WHAT IS NEEDED: Pull each line holding "this" out of the entries below.

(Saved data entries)
**********

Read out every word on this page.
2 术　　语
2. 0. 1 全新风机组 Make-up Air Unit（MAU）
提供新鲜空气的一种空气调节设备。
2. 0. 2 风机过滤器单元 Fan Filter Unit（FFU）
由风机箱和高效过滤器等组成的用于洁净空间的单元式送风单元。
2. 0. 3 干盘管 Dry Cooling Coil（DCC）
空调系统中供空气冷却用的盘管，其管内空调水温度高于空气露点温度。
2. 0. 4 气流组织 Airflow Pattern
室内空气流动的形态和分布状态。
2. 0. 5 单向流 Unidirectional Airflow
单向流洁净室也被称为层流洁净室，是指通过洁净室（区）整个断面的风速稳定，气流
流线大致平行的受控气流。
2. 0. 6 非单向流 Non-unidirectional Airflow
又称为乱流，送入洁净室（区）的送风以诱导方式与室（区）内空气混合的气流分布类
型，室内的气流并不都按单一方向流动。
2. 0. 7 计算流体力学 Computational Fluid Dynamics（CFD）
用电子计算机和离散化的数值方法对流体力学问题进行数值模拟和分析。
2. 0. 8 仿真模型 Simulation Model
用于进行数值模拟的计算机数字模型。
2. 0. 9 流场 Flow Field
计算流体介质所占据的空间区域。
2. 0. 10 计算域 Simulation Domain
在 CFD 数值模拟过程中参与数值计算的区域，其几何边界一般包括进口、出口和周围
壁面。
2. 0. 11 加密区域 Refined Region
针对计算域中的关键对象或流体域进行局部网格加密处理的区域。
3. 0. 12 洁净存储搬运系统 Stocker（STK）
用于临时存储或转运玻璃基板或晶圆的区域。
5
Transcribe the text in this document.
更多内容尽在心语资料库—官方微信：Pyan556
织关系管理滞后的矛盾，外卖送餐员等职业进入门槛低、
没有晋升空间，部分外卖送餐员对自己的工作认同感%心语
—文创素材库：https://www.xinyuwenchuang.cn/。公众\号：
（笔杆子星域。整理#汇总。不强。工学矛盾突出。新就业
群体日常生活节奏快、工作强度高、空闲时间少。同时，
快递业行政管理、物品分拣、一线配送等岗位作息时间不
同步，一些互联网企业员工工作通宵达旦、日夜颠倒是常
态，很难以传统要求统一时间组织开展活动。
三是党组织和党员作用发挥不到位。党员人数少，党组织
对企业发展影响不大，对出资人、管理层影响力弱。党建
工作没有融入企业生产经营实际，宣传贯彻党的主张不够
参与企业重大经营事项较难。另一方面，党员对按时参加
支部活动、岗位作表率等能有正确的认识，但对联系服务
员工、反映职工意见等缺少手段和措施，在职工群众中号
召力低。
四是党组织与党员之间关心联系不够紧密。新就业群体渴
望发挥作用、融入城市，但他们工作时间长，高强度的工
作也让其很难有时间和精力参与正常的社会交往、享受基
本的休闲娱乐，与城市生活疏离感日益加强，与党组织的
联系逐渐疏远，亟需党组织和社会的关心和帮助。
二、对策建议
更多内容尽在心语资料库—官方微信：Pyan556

**********

RESPONSE BELOW:
Read out every word on this page.
Transcribe the text in this document.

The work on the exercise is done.